Problem description:
Give the listing again exactly, omitting its images.

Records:

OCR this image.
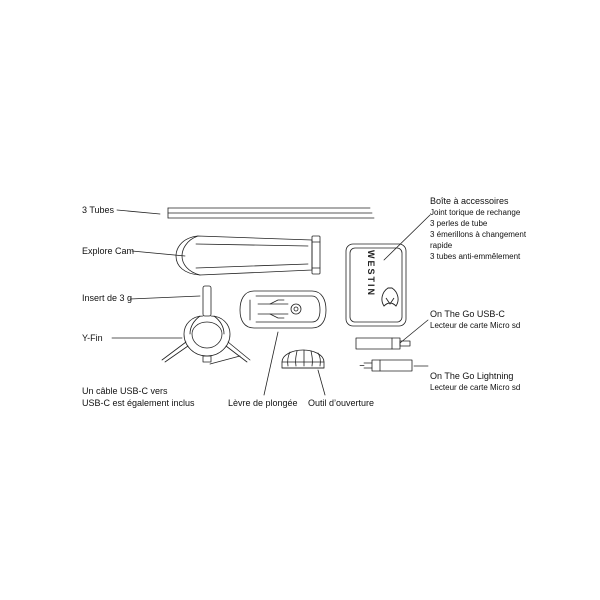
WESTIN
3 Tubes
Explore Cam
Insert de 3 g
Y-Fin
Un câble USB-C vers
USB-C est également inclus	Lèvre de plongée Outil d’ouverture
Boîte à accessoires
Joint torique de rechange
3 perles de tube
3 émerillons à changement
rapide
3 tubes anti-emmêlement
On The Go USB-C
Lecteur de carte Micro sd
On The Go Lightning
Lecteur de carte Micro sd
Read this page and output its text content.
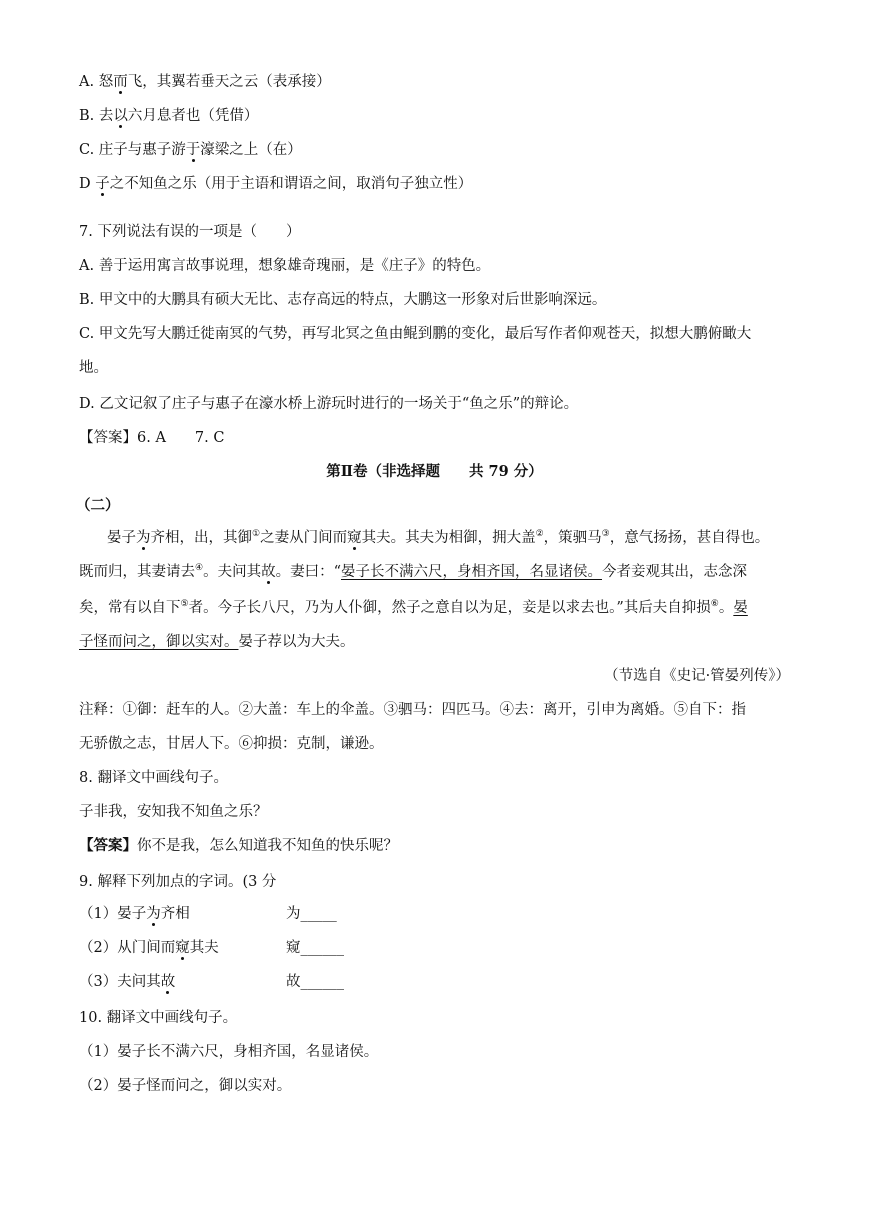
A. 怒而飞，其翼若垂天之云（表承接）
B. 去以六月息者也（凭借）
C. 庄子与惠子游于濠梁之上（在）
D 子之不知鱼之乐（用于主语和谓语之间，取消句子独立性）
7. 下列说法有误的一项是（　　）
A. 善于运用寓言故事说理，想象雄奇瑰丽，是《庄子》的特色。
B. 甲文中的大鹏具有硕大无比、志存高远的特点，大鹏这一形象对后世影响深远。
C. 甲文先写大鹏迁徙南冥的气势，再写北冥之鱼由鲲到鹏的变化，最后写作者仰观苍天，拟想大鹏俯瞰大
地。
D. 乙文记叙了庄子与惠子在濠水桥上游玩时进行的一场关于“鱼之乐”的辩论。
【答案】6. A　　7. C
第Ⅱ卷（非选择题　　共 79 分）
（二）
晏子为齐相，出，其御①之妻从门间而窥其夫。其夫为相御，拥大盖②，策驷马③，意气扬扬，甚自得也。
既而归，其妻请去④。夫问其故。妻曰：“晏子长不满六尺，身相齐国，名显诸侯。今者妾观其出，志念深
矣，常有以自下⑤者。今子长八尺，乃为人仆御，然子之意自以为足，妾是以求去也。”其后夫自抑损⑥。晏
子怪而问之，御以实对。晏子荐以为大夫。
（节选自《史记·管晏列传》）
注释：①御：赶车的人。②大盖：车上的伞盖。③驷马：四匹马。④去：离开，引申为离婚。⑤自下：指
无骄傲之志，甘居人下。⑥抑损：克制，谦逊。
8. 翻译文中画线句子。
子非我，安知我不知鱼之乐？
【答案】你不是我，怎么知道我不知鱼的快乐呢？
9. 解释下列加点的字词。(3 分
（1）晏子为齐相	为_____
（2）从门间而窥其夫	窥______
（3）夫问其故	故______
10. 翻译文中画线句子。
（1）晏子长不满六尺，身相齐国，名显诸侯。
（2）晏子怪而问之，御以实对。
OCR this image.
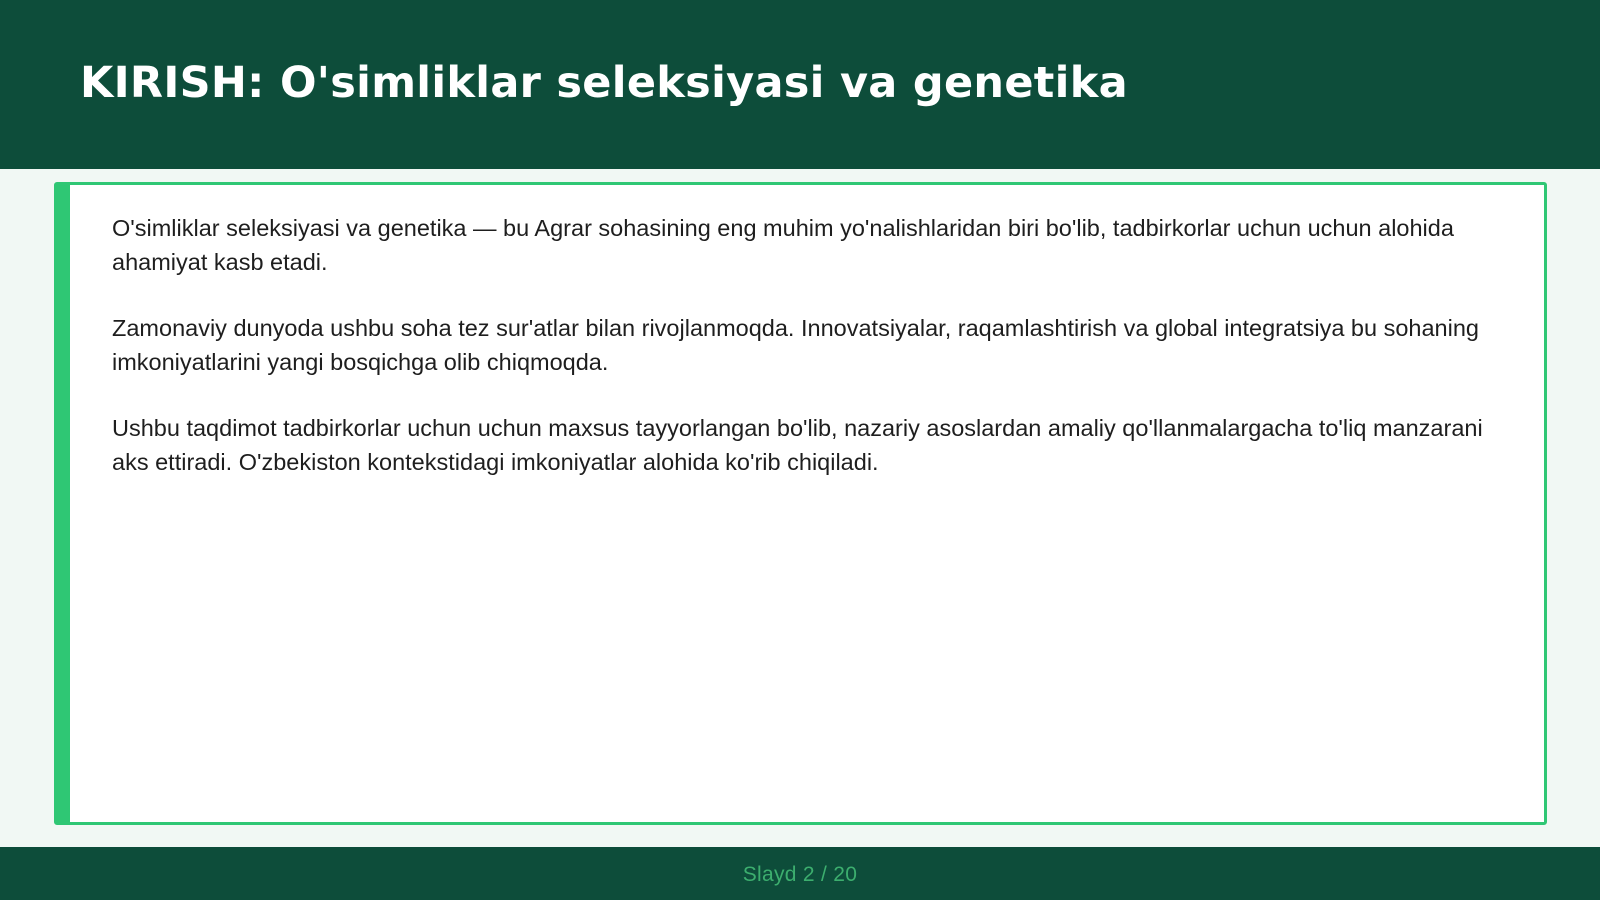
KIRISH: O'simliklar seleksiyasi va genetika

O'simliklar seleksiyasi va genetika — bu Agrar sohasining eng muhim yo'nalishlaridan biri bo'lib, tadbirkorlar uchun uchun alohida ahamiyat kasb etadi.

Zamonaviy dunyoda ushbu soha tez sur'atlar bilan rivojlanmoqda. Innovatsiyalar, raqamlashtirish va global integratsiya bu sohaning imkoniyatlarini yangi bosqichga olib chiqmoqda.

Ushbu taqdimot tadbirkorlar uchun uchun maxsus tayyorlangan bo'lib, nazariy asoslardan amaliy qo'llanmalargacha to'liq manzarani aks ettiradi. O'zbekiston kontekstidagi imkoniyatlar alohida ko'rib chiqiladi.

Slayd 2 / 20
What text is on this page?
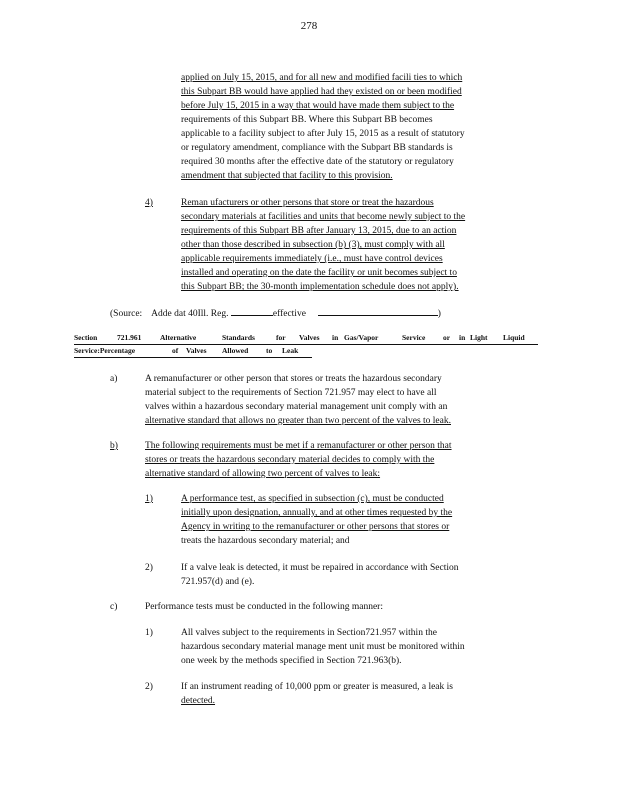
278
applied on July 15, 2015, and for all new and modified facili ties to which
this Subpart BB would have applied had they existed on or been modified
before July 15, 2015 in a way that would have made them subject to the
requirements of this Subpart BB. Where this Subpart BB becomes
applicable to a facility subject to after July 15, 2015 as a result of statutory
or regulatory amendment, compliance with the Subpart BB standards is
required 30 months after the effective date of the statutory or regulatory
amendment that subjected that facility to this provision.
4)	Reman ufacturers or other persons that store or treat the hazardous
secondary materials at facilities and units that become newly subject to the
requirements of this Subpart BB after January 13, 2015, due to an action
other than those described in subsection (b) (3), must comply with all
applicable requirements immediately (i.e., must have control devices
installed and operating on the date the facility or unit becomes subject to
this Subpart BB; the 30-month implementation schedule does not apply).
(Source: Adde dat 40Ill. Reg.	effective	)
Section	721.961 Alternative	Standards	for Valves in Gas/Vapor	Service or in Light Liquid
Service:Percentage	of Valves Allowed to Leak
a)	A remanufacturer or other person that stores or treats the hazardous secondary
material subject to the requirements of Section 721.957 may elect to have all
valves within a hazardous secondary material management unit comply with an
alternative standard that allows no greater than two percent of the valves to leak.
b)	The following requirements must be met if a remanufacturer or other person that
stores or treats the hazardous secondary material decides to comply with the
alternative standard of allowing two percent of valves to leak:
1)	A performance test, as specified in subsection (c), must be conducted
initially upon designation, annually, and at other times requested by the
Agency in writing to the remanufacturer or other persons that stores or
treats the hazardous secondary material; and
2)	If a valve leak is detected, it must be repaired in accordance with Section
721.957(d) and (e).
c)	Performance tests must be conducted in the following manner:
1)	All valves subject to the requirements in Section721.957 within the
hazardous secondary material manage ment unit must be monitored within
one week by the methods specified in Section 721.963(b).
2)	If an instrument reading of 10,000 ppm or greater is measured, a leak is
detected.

Result of this task:
OCR this image.
WESTIN
3 Tubes
Explore Cam
Insert de 3 g
Y-Fin
Un câble USB-C vers
USB-C est également inclus	Lèvre de plongée Outil d’ouverture
Boîte à accessoires
Joint torique de rechange
3 perles de tube
3 émerillons à changement
rapide
3 tubes anti-emmêlement
On The Go USB-C
Lecteur de carte Micro sd
On The Go Lightning
Lecteur de carte Micro sd
Read this page and output its text content.
A. 怒而飞，其翼若垂天之云（表承接）
B. 去以六月息者也（凭借）
C. 庄子与惠子游于濠梁之上（在）
D 子之不知鱼之乐（用于主语和谓语之间，取消句子独立性）
7. 下列说法有误的一项是（　　）
A. 善于运用寓言故事说理，想象雄奇瑰丽，是《庄子》的特色。
B. 甲文中的大鹏具有硕大无比、志存高远的特点，大鹏这一形象对后世影响深远。
C. 甲文先写大鹏迁徙南冥的气势，再写北冥之鱼由鲲到鹏的变化，最后写作者仰观苍天，拟想大鹏俯瞰大
地。
D. 乙文记叙了庄子与惠子在濠水桥上游玩时进行的一场关于“鱼之乐”的辩论。
【答案】6. A　　7. C
第Ⅱ卷（非选择题　　共 79 分）
（二）
晏子为齐相，出，其御①之妻从门间而窥其夫。其夫为相御，拥大盖②，策驷马③，意气扬扬，甚自得也。
既而归，其妻请去④。夫问其故。妻曰：“晏子长不满六尺，身相齐国，名显诸侯。今者妾观其出，志念深
矣，常有以自下⑤者。今子长八尺，乃为人仆御，然子之意自以为足，妾是以求去也。”其后夫自抑损⑥。晏
子怪而问之，御以实对。晏子荐以为大夫。
（节选自《史记·管晏列传》）
注释：①御：赶车的人。②大盖：车上的伞盖。③驷马：四匹马。④去：离开，引申为离婚。⑤自下：指
无骄傲之志，甘居人下。⑥抑损：克制，谦逊。
8. 翻译文中画线句子。
子非我，安知我不知鱼之乐？
【答案】你不是我，怎么知道我不知鱼的快乐呢？
9. 解释下列加点的字词。(3 分
（1）晏子为齐相	为_____
（2）从门间而窥其夫	窥______
（3）夫问其故	故______
10. 翻译文中画线句子。
（1）晏子长不满六尺，身相齐国，名显诸侯。
（2）晏子怪而问之，御以实对。
OCR this image.
KIRISH: O'simliklar seleksiyasi va genetika

O'simliklar seleksiyasi va genetika — bu Agrar sohasining eng muhim yo'nalishlaridan biri bo'lib, tadbirkorlar uchun uchun alohida ahamiyat kasb etadi.

Zamonaviy dunyoda ushbu soha tez sur'atlar bilan rivojlanmoqda. Innovatsiyalar, raqamlashtirish va global integratsiya bu sohaning imkoniyatlarini yangi bosqichga olib chiqmoqda.

Ushbu taqdimot tadbirkorlar uchun uchun maxsus tayyorlangan bo'lib, nazariy asoslardan amaliy qo'llanmalargacha to'liq manzarani aks ettiradi. O'zbekiston kontekstidagi imkoniyatlar alohida ko'rib chiqiladi.

Slayd 2 / 20
What text is on this page?
278
applied on July 15, 2015, and for all new and modified facili ties to which
this Subpart BB would have applied had they existed on or been modified
before July 15, 2015 in a way that would have made them subject to the
requirements of this Subpart BB. Where this Subpart BB becomes
applicable to a facility subject to after July 15, 2015 as a result of statutory
or regulatory amendment, compliance with the Subpart BB standards is
required 30 months after the effective date of the statutory or regulatory
amendment that subjected that facility to this provision.
4)	Reman ufacturers or other persons that store or treat the hazardous
secondary materials at facilities and units that become newly subject to the
requirements of this Subpart BB after January 13, 2015, due to an action
other than those described in subsection (b) (3), must comply with all
applicable requirements immediately (i.e., must have control devices
installed and operating on the date the facility or unit becomes subject to
this Subpart BB; the 30-month implementation schedule does not apply).
(Source: Adde dat 40Ill. Reg.	effective	)
Section	721.961 Alternative	Standards	for Valves in Gas/Vapor	Service or in Light Liquid
Service:Percentage	of Valves Allowed to Leak
a)	A remanufacturer or other person that stores or treats the hazardous secondary
material subject to the requirements of Section 721.957 may elect to have all
valves within a hazardous secondary material management unit comply with an
alternative standard that allows no greater than two percent of the valves to leak.
b)	The following requirements must be met if a remanufacturer or other person that
stores or treats the hazardous secondary material decides to comply with the
alternative standard of allowing two percent of valves to leak:
1)	A performance test, as specified in subsection (c), must be conducted
initially upon designation, annually, and at other times requested by the
Agency in writing to the remanufacturer or other persons that stores or
treats the hazardous secondary material; and
2)	If a valve leak is detected, it must be repaired in accordance with Section
721.957(d) and (e).
c)	Performance tests must be conducted in the following manner:
1)	All valves subject to the requirements in Section721.957 within the
hazardous secondary material manage ment unit must be monitored within
one week by the methods specified in Section 721.963(b).
2)	If an instrument reading of 10,000 ppm or greater is measured, a leak is
detected.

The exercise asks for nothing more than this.